* BEGIN Entries provided *

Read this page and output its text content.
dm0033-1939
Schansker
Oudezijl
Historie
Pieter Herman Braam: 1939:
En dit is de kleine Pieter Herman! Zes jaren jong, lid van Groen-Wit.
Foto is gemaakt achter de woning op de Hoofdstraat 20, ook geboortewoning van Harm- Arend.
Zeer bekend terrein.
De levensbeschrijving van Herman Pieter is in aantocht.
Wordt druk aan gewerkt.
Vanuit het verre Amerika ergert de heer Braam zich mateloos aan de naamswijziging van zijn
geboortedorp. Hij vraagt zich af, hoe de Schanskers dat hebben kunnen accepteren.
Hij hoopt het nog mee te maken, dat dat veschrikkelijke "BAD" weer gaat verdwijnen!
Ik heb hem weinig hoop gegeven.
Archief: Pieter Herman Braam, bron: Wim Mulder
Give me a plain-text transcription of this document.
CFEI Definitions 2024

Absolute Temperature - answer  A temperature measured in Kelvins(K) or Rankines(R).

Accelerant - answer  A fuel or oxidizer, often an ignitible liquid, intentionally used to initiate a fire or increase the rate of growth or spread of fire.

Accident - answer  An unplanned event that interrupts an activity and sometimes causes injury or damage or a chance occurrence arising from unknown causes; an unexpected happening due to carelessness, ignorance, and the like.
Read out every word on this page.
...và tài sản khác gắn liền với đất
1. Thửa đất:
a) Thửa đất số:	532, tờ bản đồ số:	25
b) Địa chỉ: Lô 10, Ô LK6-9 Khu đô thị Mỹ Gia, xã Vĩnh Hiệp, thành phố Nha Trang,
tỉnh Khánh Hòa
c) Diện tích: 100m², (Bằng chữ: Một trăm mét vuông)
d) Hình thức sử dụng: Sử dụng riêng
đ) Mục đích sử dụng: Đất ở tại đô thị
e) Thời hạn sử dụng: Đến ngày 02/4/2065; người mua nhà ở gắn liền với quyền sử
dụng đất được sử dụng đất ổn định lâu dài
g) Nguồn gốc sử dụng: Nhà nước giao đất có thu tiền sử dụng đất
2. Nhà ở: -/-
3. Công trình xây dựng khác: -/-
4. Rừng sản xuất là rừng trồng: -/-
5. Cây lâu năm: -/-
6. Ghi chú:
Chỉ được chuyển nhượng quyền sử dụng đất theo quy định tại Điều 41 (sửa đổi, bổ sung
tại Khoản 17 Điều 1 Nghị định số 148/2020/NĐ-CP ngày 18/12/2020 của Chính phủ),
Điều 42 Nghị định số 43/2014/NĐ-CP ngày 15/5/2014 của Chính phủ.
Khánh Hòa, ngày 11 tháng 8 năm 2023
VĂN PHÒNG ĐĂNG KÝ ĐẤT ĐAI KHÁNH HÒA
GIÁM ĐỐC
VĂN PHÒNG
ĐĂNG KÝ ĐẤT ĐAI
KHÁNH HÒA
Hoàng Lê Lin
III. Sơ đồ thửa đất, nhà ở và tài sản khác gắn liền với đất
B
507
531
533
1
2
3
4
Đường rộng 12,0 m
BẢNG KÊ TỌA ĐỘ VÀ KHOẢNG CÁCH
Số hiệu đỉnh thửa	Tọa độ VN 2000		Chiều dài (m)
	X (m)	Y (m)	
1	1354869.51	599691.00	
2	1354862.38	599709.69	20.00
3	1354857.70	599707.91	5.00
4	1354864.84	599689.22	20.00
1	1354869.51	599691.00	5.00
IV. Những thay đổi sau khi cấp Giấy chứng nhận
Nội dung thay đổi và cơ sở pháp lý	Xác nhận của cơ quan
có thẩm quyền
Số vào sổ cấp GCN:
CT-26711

* END Entries provided *

**Set problem**
Search the entries for the word "ĐĂNG" and gather every line where it appears.

**Finished exercise**
VĂN PHÒNG ĐĂNG KÝ ĐẤT ĐAI KHÁNH HÒA
ĐĂNG KÝ ĐẤT ĐAI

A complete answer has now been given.